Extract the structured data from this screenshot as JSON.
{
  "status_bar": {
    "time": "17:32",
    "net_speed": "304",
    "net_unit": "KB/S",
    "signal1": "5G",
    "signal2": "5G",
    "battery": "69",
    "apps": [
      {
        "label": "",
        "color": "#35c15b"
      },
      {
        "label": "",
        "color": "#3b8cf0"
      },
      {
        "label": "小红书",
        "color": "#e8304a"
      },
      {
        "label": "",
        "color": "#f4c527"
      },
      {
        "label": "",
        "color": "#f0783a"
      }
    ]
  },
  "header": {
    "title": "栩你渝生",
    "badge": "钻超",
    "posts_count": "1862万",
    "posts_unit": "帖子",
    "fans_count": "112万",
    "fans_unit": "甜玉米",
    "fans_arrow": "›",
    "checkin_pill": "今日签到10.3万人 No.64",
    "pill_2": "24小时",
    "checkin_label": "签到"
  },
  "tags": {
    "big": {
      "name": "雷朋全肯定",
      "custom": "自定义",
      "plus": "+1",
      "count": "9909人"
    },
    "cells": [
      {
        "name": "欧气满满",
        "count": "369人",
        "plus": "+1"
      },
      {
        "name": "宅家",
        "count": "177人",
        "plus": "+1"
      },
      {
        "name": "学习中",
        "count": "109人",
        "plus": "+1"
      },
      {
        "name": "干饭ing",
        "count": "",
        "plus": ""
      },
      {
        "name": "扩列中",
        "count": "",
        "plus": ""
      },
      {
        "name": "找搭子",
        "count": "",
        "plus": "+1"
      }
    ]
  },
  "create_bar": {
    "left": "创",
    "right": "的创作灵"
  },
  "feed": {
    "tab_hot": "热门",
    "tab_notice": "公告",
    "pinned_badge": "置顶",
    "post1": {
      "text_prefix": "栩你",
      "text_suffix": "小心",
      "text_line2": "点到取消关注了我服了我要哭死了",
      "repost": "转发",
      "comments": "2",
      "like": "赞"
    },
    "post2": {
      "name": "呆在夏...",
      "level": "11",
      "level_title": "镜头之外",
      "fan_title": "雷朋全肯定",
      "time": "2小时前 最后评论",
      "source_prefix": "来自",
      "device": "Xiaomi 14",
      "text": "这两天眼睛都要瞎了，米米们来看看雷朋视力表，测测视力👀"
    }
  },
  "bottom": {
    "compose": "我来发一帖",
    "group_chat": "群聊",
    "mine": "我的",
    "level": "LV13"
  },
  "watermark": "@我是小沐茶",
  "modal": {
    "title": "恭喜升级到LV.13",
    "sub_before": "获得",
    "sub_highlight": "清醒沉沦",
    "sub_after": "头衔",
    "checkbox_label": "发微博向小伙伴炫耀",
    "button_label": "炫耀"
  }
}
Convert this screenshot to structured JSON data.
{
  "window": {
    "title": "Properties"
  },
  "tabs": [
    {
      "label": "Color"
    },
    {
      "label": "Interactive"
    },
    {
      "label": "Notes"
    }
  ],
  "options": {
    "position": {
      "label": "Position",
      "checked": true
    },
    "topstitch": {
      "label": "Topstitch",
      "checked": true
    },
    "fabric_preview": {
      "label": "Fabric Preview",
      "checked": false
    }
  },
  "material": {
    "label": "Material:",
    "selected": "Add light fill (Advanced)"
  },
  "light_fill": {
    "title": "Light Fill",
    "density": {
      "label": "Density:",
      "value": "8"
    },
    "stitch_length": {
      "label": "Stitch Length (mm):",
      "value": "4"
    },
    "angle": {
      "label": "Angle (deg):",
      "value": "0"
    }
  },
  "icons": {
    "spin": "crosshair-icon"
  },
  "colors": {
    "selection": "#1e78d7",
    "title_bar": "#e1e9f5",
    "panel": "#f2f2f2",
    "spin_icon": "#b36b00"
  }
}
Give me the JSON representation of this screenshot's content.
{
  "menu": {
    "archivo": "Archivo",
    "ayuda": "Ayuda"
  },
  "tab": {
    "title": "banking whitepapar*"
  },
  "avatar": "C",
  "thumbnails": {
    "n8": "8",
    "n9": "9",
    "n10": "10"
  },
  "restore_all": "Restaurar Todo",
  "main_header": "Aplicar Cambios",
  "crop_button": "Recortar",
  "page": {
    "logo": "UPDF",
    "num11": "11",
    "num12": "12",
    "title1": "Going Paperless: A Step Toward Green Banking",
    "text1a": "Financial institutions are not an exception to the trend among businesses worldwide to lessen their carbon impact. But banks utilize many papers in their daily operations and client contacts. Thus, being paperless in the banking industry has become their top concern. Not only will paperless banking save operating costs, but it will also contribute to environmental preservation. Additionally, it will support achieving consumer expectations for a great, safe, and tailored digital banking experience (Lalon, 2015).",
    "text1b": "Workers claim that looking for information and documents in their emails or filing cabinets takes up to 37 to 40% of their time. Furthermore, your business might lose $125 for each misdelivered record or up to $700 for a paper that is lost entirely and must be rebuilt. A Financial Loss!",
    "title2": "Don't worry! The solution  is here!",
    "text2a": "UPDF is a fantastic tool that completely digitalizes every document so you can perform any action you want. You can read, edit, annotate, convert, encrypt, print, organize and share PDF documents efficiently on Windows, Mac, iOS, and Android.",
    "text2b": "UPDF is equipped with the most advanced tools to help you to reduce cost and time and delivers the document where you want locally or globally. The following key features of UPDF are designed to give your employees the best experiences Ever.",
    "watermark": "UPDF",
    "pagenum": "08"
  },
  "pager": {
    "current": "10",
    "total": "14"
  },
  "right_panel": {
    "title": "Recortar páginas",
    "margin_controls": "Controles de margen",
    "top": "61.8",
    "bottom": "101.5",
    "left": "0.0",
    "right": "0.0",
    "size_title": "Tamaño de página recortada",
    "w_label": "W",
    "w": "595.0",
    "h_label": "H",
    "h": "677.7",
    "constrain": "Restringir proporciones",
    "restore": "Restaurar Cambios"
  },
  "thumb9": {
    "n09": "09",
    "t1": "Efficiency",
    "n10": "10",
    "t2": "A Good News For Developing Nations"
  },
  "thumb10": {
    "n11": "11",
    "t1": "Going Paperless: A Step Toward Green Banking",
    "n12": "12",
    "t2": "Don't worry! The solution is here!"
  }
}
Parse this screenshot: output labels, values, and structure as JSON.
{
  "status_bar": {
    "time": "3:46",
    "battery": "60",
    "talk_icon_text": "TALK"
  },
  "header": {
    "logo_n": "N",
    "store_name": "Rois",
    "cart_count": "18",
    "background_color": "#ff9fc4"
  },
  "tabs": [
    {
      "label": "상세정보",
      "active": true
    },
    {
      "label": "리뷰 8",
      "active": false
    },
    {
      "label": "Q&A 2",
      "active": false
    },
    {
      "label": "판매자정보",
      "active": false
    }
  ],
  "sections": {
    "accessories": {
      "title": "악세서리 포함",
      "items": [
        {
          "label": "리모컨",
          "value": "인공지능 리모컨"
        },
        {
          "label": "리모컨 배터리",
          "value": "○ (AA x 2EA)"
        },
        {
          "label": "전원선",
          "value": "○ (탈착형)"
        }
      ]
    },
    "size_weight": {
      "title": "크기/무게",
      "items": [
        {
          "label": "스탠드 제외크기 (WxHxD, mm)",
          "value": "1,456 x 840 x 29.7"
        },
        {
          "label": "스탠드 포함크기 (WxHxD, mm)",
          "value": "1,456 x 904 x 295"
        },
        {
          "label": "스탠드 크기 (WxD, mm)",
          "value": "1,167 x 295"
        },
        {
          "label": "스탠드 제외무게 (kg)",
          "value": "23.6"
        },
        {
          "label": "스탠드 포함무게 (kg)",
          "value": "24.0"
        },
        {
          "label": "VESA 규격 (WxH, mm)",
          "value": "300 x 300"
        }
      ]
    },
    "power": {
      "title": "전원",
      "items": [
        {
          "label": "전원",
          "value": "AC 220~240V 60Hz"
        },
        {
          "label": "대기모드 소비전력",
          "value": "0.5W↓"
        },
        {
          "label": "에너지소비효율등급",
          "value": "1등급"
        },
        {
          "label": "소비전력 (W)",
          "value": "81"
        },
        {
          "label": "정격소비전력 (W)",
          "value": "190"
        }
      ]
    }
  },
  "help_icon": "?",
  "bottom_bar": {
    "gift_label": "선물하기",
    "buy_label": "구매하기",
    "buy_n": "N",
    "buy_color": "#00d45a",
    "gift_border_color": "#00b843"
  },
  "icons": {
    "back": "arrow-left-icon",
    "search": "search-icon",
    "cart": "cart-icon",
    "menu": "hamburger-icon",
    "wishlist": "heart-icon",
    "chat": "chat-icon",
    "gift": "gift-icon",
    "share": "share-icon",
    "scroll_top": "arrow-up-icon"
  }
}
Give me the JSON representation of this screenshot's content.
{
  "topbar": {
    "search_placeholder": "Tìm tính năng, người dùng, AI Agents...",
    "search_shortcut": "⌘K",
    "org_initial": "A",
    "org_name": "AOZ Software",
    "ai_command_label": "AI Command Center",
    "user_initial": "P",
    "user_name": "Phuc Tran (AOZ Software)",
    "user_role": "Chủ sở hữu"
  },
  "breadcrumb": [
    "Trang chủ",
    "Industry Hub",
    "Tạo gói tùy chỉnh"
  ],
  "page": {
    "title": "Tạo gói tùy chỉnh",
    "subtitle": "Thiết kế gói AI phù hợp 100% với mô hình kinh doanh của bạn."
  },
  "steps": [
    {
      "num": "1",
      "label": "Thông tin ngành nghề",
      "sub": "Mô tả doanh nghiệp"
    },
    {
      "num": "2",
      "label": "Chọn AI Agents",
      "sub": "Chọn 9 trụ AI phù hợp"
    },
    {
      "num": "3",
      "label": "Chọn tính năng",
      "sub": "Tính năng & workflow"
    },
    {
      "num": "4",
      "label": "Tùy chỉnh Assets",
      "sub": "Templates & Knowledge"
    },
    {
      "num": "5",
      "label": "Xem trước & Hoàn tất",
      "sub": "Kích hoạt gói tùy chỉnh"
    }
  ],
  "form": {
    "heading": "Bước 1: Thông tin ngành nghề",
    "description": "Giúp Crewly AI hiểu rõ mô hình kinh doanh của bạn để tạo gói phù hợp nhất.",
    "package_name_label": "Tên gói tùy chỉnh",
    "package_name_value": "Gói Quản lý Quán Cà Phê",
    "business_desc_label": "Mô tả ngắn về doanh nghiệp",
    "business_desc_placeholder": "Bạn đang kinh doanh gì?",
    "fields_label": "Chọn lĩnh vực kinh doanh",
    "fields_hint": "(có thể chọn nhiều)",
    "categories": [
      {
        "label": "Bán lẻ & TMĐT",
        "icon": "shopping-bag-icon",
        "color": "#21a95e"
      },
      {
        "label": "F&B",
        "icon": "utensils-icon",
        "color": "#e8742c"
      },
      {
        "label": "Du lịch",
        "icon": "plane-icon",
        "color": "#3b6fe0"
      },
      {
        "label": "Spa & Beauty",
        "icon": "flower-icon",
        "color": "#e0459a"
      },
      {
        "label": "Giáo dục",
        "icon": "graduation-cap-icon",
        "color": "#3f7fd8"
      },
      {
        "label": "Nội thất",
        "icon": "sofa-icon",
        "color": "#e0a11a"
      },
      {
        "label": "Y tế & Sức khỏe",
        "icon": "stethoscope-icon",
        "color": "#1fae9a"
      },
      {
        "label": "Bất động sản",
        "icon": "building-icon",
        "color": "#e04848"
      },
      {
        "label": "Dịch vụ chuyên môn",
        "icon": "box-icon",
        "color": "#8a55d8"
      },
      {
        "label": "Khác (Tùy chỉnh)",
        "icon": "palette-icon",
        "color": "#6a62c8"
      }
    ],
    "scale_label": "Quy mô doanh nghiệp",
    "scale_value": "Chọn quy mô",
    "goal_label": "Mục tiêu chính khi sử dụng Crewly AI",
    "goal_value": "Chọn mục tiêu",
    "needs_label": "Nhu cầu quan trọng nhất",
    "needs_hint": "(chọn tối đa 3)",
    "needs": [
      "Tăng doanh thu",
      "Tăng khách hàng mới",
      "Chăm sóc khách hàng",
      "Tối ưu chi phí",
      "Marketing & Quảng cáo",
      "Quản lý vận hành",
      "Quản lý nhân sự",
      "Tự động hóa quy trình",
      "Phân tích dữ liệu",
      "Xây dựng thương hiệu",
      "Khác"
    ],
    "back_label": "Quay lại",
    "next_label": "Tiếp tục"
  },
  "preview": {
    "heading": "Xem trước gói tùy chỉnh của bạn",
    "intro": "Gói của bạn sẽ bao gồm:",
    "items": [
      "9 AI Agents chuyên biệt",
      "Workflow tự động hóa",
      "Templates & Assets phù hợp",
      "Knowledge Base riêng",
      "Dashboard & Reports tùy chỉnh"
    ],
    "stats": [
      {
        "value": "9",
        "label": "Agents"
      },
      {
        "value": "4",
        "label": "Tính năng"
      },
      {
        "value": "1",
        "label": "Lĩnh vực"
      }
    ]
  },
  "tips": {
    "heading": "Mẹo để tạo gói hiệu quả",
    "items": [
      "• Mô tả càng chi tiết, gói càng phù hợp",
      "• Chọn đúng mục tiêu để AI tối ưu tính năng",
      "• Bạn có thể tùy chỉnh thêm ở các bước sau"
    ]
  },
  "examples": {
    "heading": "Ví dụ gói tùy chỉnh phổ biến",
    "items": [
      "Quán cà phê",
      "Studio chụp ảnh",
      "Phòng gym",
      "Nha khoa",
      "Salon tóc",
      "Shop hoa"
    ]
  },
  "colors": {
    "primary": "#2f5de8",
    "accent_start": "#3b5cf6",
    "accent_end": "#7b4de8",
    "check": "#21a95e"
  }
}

--------------------------------

What you will do: Of all the lines above, how many contain the word "that"? Answer with only the number.

Task solution: 2